> **Alıntı metin**:
☆ ☆ ☆ ☆ ☆ ☆ ☆
İşyerlerinde yaşanan yaralanma ve hastalık maliyetleri toplam maliyetin küçük bir parçasını oluşturmaktadır. İş kazası ve meslek hastalıklarının toplam maliyetini buzdağı teorisinde incelersek, asıl önemli maliyetin buz dağının üstünde görünen kısımda değil, su altındaki kısımda olduğu Şekil 3.1.’de görülmektedir. Su yüzeyinin üzerinde görünen kısmı direkt (görünür maliyet) maliyeti, su yüzeyinin altında kalan yani görünmeyen ve buz dağının 2/3'nü oluşturan büyük kısmı endirekt (görünmez maliyet) maliyetleri ifade etmektedir.

Hangi dolaylı maliyetlerin ne olduğunu ve nasıl belirlenebileceğini kesin olarak bilmek zordur. Endirekt maliyetler, bir iş kazası sonucu hemen ve önceden hesaplanamayan uzun bir süre boyunca meydana gelen masraflardır. İş kazaları ve meslek hastalıklarının direkt ve endirekt maliyetleri aşağıdaki gibidir:

Direkt (Görünür) Maliyetler:

• İlk yardım, ambulans ve tedavi ödemeleri,

• Geçici veya kalıcı iş göremezlik ve ölüm tazminatları,

• Çalışana veya yakınlarına ödenen maddi ve manevi tazminatlar, • Sigortaya ödenen ödemelerdir.
☆ ☆ ☆ ☆ ☆ ☆ ☆
> **Veriler**:

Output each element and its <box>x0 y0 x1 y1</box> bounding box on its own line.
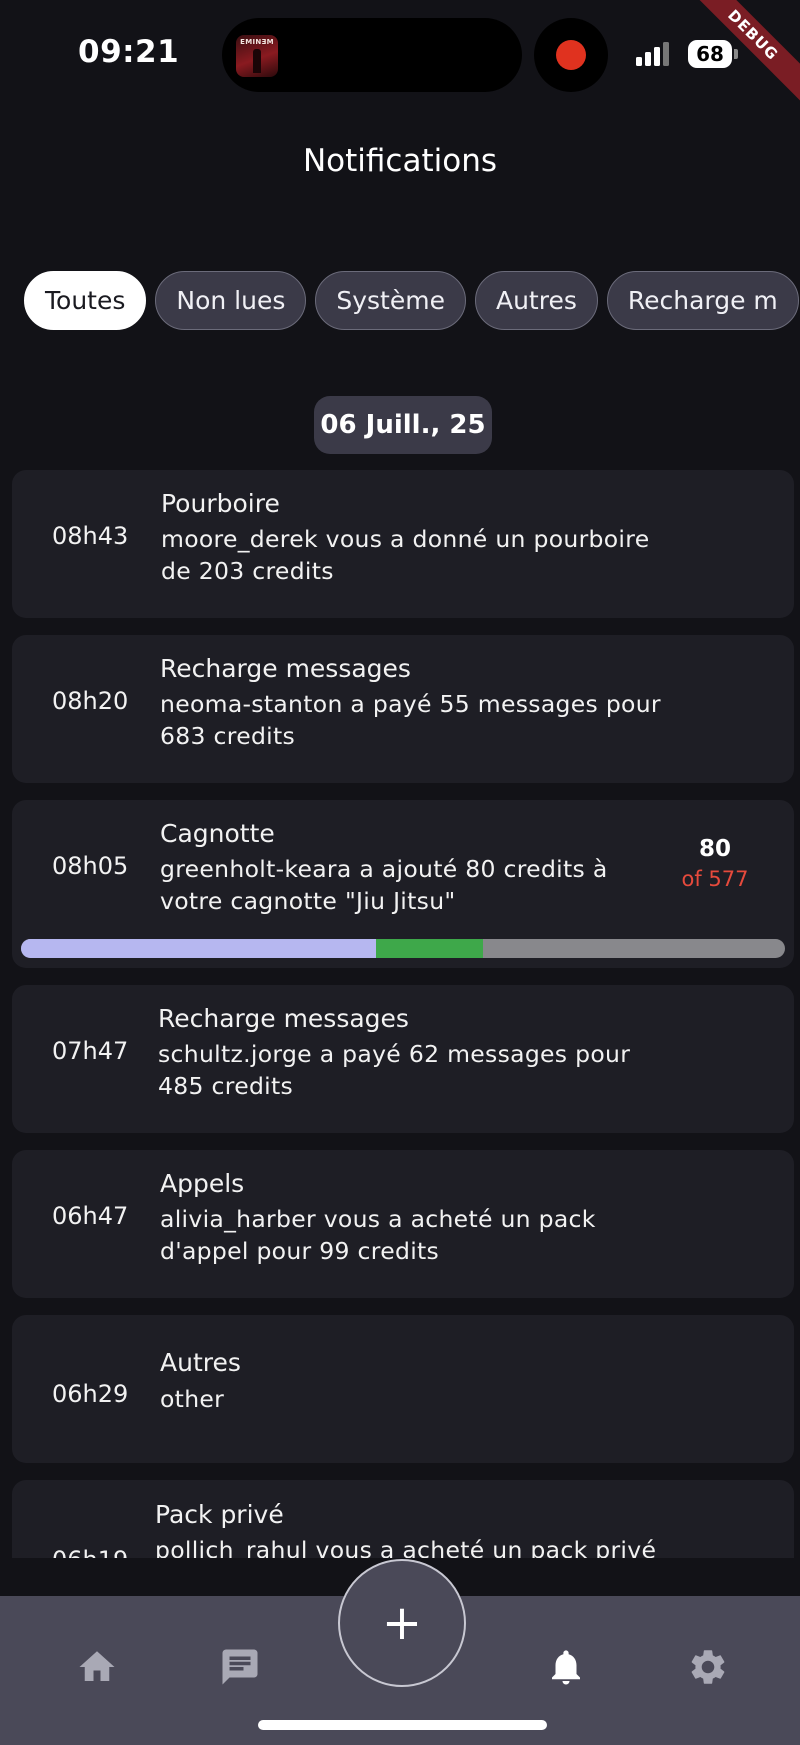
notification-time: 07h47 <box>52 1037 129 1065</box>
notification-title: Pack privé <box>155 1500 284 1529</box>
progress-added <box>376 939 484 958</box>
notification-title: Autres <box>160 1348 241 1377</box>
notification-card[interactable]: 07h47 Recharge messages schultz.jorge a … <box>12 985 794 1133</box>
notification-body: schultz.jorge a payé 62 messages pour 48… <box>158 1040 631 1100</box>
progress-previous <box>21 939 377 958</box>
notification-time: 06h19 <box>52 1546 128 1558</box>
notification-card[interactable]: 06h29 Autres other <box>12 1315 794 1463</box>
notification-card-cagnotte[interactable]: 08h05 Cagnotte greenholt-keara a ajouté … <box>12 800 794 968</box>
notification-list[interactable]: 08h43 Pourboire moore_derek vous a donné… <box>0 0 800 1558</box>
notification-card[interactable]: 08h20 Recharge messages neoma-stanton a … <box>12 635 794 783</box>
home-indicator[interactable] <box>258 1720 547 1730</box>
cagnotte-total: of 577 <box>681 867 749 891</box>
add-icon: + <box>381 1595 423 1651</box>
home-icon[interactable] <box>76 1646 118 1688</box>
add-button[interactable]: + <box>338 1559 466 1687</box>
notification-card[interactable]: 06h47 Appels alivia_harber vous a acheté… <box>12 1150 794 1298</box>
cagnotte-progress-bar <box>21 939 785 958</box>
chat-icon[interactable] <box>219 1646 261 1688</box>
notification-time: 06h47 <box>52 1202 129 1230</box>
notification-title: Recharge messages <box>160 654 411 683</box>
cagnotte-amount: 80 <box>698 836 731 862</box>
notification-time: 08h05 <box>52 852 129 880</box>
notification-title: Appels <box>160 1169 245 1198</box>
notification-body: greenholt-keara a ajouté 80 credits à vo… <box>160 855 608 915</box>
notification-card[interactable]: 08h43 Pourboire moore_derek vous a donné… <box>12 470 794 618</box>
notification-time: 06h29 <box>52 1380 129 1408</box>
notification-card[interactable]: 06h19 Pack privé pollich_rahul vous a ac… <box>12 1480 794 1558</box>
notification-title: Recharge messages <box>158 1004 409 1033</box>
gear-icon[interactable] <box>687 1646 729 1688</box>
notification-body: pollich_rahul vous a acheté un pack priv… <box>155 1536 657 1558</box>
notification-title: Pourboire <box>161 489 280 518</box>
notification-title: Cagnotte <box>160 819 275 848</box>
notification-time: 08h20 <box>52 687 129 715</box>
bell-icon[interactable] <box>545 1646 587 1688</box>
notification-body: moore_derek vous a donné un pourboire de… <box>161 525 650 585</box>
notification-time: 08h43 <box>52 522 129 550</box>
notification-body: neoma-stanton a payé 55 messages pour 68… <box>160 690 661 750</box>
notification-body: alivia_harber vous a acheté un pack d'ap… <box>160 1205 596 1265</box>
notification-body: other <box>160 1385 225 1413</box>
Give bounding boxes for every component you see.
☆ ☆ ☆ ☆ ☆ ☆ ☆
> **Görev A**:
İş kazası maliyetleri metninde "İşyerlerinde yaşanan yaralanma" ifadesinden "maliyetleri ifade etmektedir." ifadesine kadar uzanan bölümü olduğu gibi aktarın.
> **Görev B**:
Lütfen iş kazası maliyetleri metnini kaldığı yerden devam ettirin.

> **Beklenen çıktı A**:
İşyerlerinde yaşanan yaralanma ve hastalık maliyetleri toplam maliyetin küçük bir parçasını oluşturmaktadır. İş kazası ve meslek hastalıklarının toplam maliyetini buzdağı teorisinde incelersek, asıl önemli maliyetin buz dağının üstünde görünen kısımda değil, su altındaki kısımda olduğu Şekil 3.1.’de görülmektedir. Su yüzeyinin üzerinde görünen kısmı direkt (görünür maliyet) maliyeti, su yüzeyinin altında kalan yani görünmeyen ve buz dağının 2/3'nü oluşturan büyük kısmı endirekt (görünmez maliyet) maliyetleri ifade etmektedir.

> **Beklenen çıktı B**:
(27)

Endirekt (Görünmez) Maliyetler:

• İşletmenin ya da üretim hattının bir bölümünün ya da tamamının kaybedilmesi, • İşçinin üretimde çalışmaması nedeniyle iş gücü ve maliyet kaybı,

• Adli masraflar,

• İşe yeni bir işçinin alınması gerekiyorsa veriminin düşük olmasının getirdiği maliyet, • Kazanın getirdiği fazla mesainin maliyeti,

• Kaza esnasında, bu bölümde işin durması nedeniyle zaman ve maliyet kaybı, • Mamüllerin ya da hammaddelerin zarara uğraması,

• İşçinin moral bozukluğu nedeniyle iş yavaşlatmalarından doğan üretim kayıplarıdır.

(28)

4. İŞ SAĞLIĞI VE GÜVENLİĞİNDE RİSK DEĞERLENDİRMESİ

İş sağlığı ve güvenliğinde risk değerlendirmesi; İş yerlerinde mevcut ya da dışarıdan gelebilecek tehlikelerin; çalışanlara, işyerine ve çevresine verebileceği zararların ve tehlikelere karşı alınacak önlemlerin tespiti amacıyla yapılan çalışmalar olarak ifade edilmiştir (Alataş 2007; Güçlü, 2007).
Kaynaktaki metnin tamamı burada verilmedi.